YOUR TASK: Copy out all the lines in the records that include the word "TradingView".

RAW DATA:
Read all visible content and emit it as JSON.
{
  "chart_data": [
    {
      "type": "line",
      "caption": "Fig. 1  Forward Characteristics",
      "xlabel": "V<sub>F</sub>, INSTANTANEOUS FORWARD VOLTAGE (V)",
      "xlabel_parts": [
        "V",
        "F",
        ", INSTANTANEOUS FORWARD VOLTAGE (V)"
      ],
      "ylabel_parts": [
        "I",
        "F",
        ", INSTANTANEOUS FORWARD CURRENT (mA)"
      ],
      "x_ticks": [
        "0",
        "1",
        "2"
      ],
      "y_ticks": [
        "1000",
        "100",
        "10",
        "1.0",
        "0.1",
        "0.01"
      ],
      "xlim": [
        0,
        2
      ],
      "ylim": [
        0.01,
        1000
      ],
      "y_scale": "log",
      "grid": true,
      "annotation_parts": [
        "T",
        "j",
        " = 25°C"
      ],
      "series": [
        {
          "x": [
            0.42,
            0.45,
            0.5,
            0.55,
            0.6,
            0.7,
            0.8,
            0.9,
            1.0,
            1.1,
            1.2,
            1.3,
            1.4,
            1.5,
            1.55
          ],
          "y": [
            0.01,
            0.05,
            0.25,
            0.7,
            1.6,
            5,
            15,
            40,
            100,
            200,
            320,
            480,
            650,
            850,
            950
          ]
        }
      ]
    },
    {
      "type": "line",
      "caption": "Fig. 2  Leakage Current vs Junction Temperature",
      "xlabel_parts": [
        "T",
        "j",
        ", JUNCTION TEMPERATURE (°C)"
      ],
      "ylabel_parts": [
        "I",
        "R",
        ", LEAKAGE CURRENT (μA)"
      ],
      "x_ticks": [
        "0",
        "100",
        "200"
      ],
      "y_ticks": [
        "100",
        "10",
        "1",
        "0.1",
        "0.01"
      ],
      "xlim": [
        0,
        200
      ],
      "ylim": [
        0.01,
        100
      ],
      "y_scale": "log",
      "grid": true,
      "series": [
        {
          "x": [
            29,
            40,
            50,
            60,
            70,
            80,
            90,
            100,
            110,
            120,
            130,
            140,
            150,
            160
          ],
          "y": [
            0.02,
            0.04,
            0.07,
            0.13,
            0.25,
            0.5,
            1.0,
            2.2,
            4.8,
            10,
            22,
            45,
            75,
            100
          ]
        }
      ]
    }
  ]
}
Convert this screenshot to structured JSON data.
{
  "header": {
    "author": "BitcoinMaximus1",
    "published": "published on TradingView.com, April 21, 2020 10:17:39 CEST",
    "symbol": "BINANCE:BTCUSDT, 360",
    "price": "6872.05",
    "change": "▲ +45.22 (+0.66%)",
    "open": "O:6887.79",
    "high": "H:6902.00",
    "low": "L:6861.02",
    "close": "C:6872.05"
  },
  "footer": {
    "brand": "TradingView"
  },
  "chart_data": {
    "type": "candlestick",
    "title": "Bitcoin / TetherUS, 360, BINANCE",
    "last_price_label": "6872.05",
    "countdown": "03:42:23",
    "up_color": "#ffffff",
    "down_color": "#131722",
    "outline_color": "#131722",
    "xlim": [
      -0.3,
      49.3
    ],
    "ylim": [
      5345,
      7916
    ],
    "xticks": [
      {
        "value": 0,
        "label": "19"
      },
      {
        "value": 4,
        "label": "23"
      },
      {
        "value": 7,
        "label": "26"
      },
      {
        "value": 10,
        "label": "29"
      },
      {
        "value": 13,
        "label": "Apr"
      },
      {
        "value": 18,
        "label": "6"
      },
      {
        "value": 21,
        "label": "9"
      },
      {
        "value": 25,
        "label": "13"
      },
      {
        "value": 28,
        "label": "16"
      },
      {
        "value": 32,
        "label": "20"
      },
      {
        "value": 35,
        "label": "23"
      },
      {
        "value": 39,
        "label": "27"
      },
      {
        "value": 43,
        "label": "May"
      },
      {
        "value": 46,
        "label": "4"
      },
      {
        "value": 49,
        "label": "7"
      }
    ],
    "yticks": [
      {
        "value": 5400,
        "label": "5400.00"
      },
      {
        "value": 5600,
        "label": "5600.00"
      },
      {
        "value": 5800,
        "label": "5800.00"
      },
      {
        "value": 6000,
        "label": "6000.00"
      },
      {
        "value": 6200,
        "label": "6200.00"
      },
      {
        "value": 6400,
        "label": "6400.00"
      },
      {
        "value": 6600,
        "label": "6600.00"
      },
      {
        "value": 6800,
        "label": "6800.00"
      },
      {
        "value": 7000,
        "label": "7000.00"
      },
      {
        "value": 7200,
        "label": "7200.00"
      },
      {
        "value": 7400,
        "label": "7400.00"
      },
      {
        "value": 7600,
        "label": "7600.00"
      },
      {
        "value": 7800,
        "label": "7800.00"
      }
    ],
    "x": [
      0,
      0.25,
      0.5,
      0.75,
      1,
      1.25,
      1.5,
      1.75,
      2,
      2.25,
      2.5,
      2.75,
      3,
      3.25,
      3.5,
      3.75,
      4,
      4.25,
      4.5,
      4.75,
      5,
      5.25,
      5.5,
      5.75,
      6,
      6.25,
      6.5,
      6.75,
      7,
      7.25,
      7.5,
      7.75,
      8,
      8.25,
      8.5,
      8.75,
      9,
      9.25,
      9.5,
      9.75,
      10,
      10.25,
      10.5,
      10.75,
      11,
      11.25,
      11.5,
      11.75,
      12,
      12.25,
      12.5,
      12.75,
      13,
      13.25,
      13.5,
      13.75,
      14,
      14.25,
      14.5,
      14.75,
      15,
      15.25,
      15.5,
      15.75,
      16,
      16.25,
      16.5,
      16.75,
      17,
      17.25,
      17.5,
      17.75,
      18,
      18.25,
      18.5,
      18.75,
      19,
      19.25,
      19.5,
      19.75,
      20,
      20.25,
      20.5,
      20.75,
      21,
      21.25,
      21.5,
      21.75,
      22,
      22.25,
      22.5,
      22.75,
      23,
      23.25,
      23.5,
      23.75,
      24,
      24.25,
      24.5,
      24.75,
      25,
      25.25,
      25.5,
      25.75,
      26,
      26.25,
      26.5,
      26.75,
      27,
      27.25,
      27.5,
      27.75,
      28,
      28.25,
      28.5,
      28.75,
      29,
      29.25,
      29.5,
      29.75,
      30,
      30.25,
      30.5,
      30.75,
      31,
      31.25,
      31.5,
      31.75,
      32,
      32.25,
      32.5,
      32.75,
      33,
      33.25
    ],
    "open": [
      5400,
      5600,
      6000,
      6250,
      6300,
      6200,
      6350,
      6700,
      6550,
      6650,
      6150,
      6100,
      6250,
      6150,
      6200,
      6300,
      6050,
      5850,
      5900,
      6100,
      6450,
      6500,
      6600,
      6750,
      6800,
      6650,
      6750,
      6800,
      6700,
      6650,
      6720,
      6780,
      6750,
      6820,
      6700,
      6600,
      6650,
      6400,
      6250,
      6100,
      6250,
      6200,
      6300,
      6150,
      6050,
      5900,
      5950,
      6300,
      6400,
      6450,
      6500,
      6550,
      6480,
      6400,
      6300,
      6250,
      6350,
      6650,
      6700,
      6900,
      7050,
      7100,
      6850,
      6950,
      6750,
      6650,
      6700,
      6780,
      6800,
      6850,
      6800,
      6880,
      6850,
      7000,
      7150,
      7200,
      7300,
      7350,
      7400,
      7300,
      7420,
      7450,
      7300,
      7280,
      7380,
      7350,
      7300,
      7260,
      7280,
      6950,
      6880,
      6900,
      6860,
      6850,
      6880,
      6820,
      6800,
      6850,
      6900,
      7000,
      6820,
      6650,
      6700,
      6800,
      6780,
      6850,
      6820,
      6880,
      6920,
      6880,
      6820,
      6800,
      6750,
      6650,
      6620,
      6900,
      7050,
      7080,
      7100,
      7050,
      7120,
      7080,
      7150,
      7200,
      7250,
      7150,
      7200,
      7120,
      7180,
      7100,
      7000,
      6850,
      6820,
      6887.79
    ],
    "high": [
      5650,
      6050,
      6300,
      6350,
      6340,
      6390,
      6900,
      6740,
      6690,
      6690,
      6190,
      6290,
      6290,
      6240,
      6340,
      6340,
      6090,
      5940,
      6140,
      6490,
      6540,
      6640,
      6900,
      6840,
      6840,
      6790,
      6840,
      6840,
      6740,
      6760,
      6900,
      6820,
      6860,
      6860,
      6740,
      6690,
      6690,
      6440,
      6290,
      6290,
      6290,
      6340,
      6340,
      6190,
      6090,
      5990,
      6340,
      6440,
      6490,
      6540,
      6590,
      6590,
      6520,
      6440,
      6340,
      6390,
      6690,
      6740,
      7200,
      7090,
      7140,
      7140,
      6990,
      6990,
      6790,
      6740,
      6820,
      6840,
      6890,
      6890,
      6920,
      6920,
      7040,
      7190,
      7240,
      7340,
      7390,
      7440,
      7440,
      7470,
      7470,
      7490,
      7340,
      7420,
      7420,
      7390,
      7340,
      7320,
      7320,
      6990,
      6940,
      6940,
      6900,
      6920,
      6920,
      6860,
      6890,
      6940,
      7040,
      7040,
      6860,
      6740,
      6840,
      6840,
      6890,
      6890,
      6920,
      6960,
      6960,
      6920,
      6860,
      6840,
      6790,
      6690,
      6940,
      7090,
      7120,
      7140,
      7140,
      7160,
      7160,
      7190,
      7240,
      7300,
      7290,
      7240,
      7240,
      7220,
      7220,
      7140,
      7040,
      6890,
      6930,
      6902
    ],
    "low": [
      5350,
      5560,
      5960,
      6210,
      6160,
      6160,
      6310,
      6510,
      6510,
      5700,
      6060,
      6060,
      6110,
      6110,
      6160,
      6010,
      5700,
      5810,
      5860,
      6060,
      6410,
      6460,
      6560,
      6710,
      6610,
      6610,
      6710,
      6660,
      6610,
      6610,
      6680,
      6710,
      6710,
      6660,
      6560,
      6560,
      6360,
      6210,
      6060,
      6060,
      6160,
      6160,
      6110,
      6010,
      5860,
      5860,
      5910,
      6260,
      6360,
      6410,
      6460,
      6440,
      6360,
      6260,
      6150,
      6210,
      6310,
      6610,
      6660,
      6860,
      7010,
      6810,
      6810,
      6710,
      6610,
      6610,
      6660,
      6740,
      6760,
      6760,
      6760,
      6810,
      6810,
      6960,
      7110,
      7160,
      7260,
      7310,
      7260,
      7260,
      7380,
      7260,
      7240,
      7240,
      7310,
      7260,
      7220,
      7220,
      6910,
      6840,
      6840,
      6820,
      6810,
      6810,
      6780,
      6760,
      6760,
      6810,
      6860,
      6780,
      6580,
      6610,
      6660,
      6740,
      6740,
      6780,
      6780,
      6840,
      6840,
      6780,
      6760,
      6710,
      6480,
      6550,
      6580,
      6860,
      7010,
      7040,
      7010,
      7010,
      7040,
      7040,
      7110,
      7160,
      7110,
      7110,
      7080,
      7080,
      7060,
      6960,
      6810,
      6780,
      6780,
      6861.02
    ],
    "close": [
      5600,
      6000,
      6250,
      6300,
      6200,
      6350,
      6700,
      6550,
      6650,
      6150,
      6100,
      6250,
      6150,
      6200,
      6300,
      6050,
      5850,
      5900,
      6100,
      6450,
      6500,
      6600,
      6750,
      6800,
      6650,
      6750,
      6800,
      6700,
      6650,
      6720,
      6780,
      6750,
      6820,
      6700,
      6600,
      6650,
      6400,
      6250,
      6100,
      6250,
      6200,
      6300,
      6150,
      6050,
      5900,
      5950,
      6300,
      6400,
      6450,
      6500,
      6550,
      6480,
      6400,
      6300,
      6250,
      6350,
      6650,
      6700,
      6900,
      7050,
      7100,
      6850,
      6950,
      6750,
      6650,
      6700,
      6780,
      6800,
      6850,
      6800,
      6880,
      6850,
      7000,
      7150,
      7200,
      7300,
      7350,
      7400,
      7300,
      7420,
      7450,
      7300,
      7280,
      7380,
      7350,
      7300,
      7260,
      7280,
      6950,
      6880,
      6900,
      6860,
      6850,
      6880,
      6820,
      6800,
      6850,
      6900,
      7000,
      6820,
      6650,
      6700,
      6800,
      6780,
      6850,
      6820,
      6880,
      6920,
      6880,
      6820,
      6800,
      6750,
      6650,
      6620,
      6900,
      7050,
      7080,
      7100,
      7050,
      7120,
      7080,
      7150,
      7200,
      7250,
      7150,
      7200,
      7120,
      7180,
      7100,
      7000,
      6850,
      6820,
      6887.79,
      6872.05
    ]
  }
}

EXERCISE RESULT:
    "published": "published on TradingView.com, April 21, 2020 10:17:39 CEST",
    "brand": "TradingView"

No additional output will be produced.